Stored records:
───
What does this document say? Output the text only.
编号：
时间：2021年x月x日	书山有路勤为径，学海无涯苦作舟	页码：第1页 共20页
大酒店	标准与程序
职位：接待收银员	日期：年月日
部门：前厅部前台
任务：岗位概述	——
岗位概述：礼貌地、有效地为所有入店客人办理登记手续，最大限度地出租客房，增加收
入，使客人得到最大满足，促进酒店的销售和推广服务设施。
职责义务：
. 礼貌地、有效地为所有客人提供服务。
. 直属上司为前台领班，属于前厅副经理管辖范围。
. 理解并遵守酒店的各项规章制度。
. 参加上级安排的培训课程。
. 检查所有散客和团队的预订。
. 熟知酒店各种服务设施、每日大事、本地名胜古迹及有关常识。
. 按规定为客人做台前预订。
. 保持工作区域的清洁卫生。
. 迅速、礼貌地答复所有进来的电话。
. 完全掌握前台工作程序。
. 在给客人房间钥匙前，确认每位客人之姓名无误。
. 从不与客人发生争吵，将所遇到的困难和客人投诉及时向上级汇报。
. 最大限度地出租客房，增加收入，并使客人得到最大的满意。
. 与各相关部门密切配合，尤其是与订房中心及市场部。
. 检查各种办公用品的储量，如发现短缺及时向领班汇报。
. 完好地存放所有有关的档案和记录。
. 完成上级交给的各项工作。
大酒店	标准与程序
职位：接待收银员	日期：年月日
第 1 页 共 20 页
───
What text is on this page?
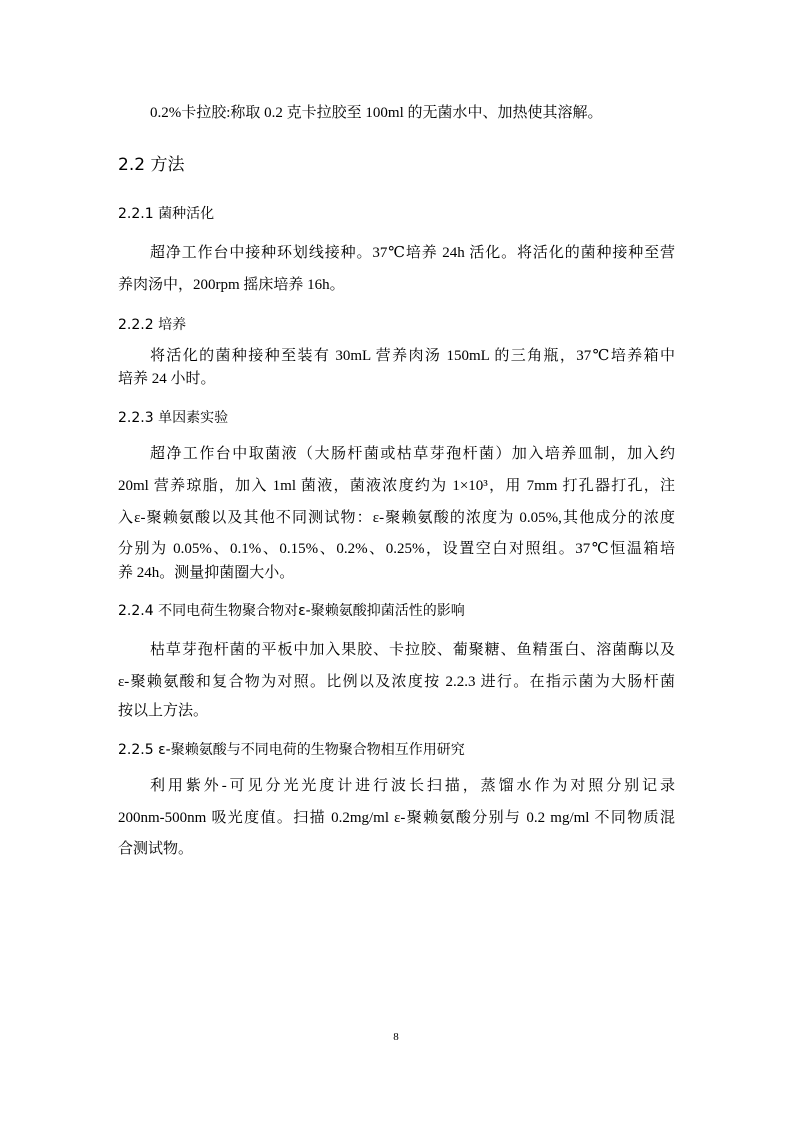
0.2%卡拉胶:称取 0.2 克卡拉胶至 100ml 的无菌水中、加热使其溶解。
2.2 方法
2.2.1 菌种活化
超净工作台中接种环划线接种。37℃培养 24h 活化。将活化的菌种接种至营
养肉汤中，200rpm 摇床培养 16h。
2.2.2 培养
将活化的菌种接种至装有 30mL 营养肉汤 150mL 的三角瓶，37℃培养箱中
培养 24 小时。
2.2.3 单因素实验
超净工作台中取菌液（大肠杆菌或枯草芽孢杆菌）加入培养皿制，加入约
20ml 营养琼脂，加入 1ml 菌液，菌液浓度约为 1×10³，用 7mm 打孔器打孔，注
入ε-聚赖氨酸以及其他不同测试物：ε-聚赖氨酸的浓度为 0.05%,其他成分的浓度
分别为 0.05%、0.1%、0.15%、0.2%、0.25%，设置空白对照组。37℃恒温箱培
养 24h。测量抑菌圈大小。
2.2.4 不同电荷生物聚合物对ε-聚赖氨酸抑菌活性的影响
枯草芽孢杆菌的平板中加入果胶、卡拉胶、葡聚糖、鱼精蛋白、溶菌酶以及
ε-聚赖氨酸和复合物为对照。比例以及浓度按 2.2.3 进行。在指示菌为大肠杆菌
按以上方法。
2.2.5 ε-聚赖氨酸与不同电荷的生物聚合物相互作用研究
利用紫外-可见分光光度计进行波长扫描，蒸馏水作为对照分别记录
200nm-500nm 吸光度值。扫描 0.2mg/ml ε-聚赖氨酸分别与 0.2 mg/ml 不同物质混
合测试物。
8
───
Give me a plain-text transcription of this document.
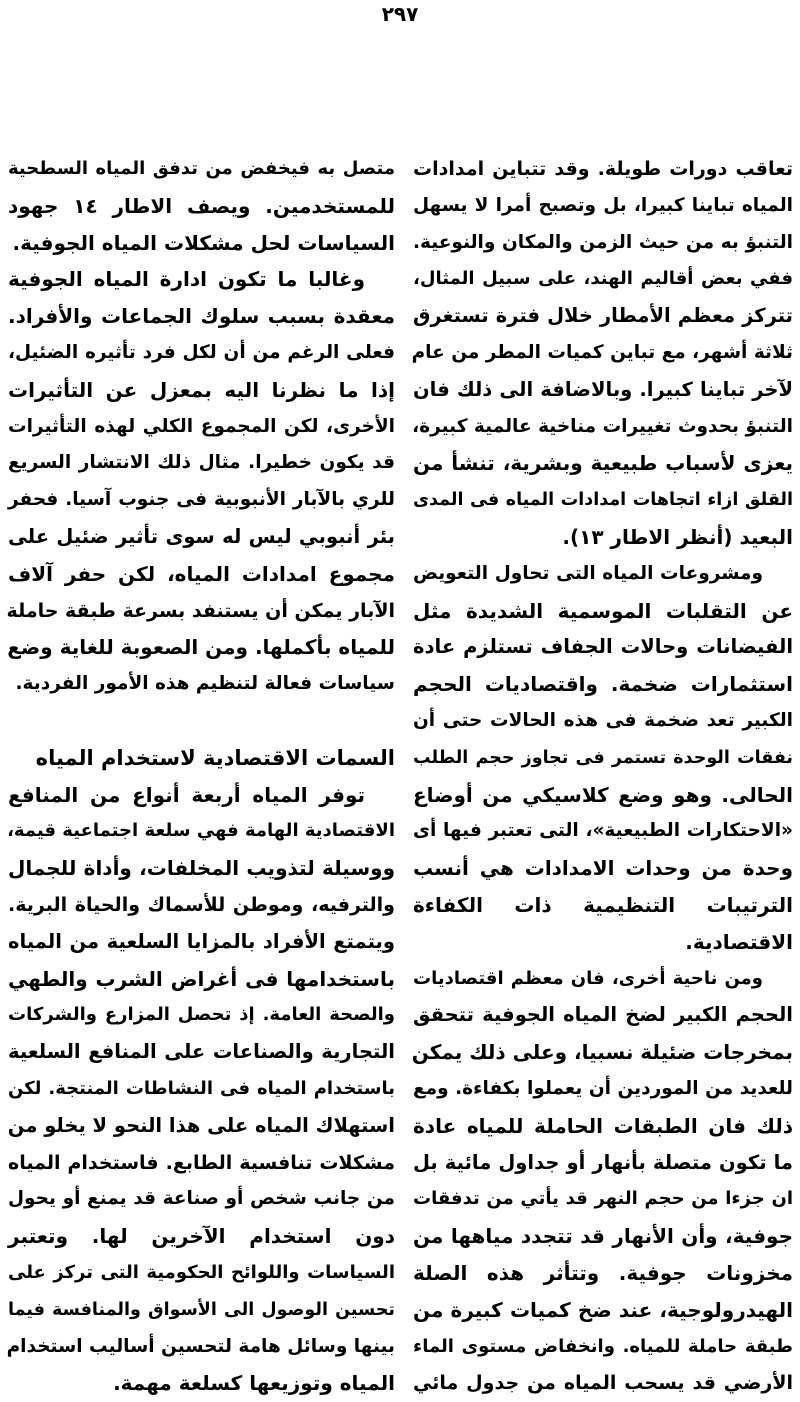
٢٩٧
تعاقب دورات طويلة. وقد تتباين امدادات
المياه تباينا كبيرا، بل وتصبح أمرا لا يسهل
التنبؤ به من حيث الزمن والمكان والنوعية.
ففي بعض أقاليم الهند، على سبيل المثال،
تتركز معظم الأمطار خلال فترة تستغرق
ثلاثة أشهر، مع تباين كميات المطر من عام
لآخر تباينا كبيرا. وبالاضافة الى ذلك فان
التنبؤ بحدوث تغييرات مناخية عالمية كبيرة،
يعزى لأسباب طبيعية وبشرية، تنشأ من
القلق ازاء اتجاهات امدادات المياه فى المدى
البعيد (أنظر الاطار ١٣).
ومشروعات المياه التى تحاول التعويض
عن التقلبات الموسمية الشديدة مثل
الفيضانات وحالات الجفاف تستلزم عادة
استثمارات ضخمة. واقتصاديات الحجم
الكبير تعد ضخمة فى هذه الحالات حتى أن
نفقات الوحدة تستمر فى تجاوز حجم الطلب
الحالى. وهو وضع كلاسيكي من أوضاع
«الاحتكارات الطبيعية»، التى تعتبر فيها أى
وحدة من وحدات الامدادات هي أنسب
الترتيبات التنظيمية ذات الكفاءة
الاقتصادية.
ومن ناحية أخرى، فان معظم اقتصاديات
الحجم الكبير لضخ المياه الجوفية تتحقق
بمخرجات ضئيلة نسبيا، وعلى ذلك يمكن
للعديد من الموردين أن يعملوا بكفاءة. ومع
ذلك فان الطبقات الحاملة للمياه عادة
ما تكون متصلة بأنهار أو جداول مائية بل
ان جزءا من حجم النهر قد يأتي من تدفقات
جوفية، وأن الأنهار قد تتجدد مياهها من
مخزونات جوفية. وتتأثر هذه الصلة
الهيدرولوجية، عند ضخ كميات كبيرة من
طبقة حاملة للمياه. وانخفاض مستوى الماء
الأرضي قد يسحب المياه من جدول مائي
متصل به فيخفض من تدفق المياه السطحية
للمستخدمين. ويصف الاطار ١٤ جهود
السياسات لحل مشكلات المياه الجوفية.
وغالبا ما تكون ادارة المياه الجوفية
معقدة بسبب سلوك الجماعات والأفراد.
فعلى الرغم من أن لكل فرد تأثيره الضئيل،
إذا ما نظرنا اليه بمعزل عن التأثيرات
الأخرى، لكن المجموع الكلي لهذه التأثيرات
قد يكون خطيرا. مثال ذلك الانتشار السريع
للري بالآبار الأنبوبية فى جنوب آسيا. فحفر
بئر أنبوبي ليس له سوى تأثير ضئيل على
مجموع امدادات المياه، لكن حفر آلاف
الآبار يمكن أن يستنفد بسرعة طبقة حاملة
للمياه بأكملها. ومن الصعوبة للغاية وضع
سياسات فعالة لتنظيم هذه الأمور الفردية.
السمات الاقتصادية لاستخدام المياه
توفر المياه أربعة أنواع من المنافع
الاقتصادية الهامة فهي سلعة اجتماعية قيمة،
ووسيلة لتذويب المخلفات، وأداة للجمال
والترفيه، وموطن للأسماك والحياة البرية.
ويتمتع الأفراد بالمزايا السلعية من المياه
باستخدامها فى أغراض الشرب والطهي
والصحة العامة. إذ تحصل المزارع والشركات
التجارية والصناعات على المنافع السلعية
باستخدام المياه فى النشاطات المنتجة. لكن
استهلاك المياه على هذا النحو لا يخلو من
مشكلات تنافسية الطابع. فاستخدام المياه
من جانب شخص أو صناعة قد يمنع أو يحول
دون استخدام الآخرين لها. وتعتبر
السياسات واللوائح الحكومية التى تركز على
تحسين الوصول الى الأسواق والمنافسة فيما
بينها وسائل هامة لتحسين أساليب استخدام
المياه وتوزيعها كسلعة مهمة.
───
Pull every line containing the word "السياسات" out of the entries above.

السياسات لحل مشكلات المياه الجوفية.
السياسات واللوائح الحكومية التى تركز على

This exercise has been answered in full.